Exercise prompt =>
Each record below must be returned exactly as shown.

#### Extracted material ####

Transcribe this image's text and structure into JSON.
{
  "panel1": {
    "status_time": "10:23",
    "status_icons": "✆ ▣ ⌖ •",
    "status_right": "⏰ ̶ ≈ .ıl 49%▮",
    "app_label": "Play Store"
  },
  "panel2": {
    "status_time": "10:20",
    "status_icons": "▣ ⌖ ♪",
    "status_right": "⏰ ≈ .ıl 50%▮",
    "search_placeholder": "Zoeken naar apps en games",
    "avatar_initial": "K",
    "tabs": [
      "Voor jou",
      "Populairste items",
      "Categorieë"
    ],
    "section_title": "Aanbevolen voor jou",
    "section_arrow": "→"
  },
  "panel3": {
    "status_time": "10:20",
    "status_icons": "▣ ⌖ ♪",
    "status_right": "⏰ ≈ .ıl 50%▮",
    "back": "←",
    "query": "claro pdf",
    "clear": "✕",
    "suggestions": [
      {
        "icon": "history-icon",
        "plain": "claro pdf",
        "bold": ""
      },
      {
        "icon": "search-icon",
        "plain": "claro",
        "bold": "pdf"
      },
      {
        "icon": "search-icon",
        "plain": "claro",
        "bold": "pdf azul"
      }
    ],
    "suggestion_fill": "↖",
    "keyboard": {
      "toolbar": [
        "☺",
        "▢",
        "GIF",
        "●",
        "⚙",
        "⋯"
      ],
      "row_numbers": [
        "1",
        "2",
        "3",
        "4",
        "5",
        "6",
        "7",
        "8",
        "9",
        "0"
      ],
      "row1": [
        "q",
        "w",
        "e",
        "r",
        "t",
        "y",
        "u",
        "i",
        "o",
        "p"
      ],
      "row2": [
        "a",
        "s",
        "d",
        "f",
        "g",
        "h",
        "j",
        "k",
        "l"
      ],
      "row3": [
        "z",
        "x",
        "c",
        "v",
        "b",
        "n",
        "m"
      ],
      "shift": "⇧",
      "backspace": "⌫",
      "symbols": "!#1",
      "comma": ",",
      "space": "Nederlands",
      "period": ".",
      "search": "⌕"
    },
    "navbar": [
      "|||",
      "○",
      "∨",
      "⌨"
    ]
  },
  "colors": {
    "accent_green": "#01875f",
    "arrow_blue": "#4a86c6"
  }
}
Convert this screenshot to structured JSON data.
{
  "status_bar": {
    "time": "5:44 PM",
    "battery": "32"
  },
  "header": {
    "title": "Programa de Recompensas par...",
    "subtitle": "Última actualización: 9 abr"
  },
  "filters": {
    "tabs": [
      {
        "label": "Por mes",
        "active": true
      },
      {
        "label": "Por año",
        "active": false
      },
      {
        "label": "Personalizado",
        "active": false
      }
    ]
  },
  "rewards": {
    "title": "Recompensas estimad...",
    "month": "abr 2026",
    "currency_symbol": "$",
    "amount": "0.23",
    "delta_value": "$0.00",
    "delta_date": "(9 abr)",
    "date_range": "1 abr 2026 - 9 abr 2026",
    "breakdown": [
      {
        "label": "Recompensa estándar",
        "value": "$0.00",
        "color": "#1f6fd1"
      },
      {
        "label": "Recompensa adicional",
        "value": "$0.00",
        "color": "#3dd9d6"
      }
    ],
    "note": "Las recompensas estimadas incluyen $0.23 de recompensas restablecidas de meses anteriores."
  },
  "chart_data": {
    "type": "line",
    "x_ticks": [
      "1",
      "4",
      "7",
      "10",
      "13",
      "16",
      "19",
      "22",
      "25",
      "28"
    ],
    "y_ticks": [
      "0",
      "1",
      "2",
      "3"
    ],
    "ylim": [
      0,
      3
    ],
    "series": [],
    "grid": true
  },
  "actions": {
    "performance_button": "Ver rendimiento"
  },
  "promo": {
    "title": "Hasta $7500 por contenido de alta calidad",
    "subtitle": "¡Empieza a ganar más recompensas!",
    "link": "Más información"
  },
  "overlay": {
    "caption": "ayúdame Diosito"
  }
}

####

Worked solution =>
Transcribe this image's text and structure into JSON.
{
  "panel1": {
    "status_time": "10:23",
    "status_icons": "✆ ▣ ⌖ •",
    "status_right": "⏰ ̶ ≈ .ıl 49%▮",
    "app_label": "Play Store"
  },
  "panel2": {
    "status_time": "10:20",
    "status_icons": "▣ ⌖ ♪",
    "status_right": "⏰ ≈ .ıl 50%▮",
    "search_placeholder": "Zoeken naar apps en games",
    "avatar_initial": "K",
    "tabs": [
      "Voor jou",
      "Populairste items",
      "Categorieë"
    ],
    "section_title": "Aanbevolen voor jou",
    "section_arrow": "→"
  },
  "panel3": {
    "status_time": "10:20",
    "status_icons": "▣ ⌖ ♪",
    "status_right": "⏰ ≈ .ıl 50%▮",
    "back": "←",
    "query": "claro pdf",
    "clear": "✕",
    "suggestions": [
      {
        "icon": "history-icon",
        "plain": "claro pdf",
        "bold": ""
      },
      {
        "icon": "search-icon",
        "plain": "claro",
        "bold": "pdf"
      },
      {
        "icon": "search-icon",
        "plain": "claro",
        "bold": "pdf azul"
      }
    ],
    "suggestion_fill": "↖",
    "keyboard": {
      "toolbar": [
        "☺",
        "▢",
        "GIF",
        "●",
        "⚙",
        "⋯"
      ],
      "row_numbers": [
        "1",
        "2",
        "3",
        "4",
        "5",
        "6",
        "7",
        "8",
        "9",
        "0"
      ],
      "row1": [
        "q",
        "w",
        "e",
        "r",
        "t",
        "y",
        "u",
        "i",
        "o",
        "p"
      ],
      "row2": [
        "a",
        "s",
        "d",
        "f",
        "g",
        "h",
        "j",
        "k",
        "l"
      ],
      "row3": [
        "z",
        "x",
        "c",
        "v",
        "b",
        "n",
        "m"
      ],
      "shift": "⇧",
      "backspace": "⌫",
      "symbols": "!#1",
      "comma": ",",
      "space": "Nederlands",
      "period": ".",
      "search": "⌕"
    },
    "navbar": [
      "|||",
      "○",
      "∨",
      "⌨"
    ]
  },
  "colors": {
    "accent_green": "#01875f",
    "arrow_blue": "#4a86c6"
  }
}
Convert this screenshot to structured JSON data.
{
  "status_bar": {
    "time": "5:44 PM",
    "battery": "32"
  },
  "header": {
    "title": "Programa de Recompensas par...",
    "subtitle": "Última actualización: 9 abr"
  },
  "filters": {
    "tabs": [
      {
        "label": "Por mes",
        "active": true
      },
      {
        "label": "Por año",
        "active": false
      },
      {
        "label": "Personalizado",
        "active": false
      }
    ]
  },
  "rewards": {
    "title": "Recompensas estimad...",
    "month": "abr 2026",
    "currency_symbol": "$",
    "amount": "0.23",
    "delta_value": "$0.00",
    "delta_date": "(9 abr)",
    "date_range": "1 abr 2026 - 9 abr 2026",
    "breakdown": [
      {
        "label": "Recompensa estándar",
        "value": "$0.00",
        "color": "#1f6fd1"
      },
      {
        "label": "Recompensa adicional",
        "value": "$0.00",
        "color": "#3dd9d6"
      }
    ],
    "note": "Las recompensas estimadas incluyen $0.23 de recompensas restablecidas de meses anteriores."
  },
  "chart_data": {
    "type": "line",
    "x_ticks": [
      "1",
      "4",
      "7",
      "10",
      "13",
      "16",
      "19",
      "22",
      "25",
      "28"
    ],
    "y_ticks": [
      "0",
      "1",
      "2",
      "3"
    ],
    "ylim": [
      0,
      3
    ],
    "series": [],
    "grid": true
  },
  "actions": {
    "performance_button": "Ver rendimiento"
  },
  "promo": {
    "title": "Hasta $7500 por contenido de alta calidad",
    "subtitle": "¡Empieza a ganar más recompensas!",
    "link": "Más información"
  },
  "overlay": {
    "caption": "ayúdame Diosito"
  }
}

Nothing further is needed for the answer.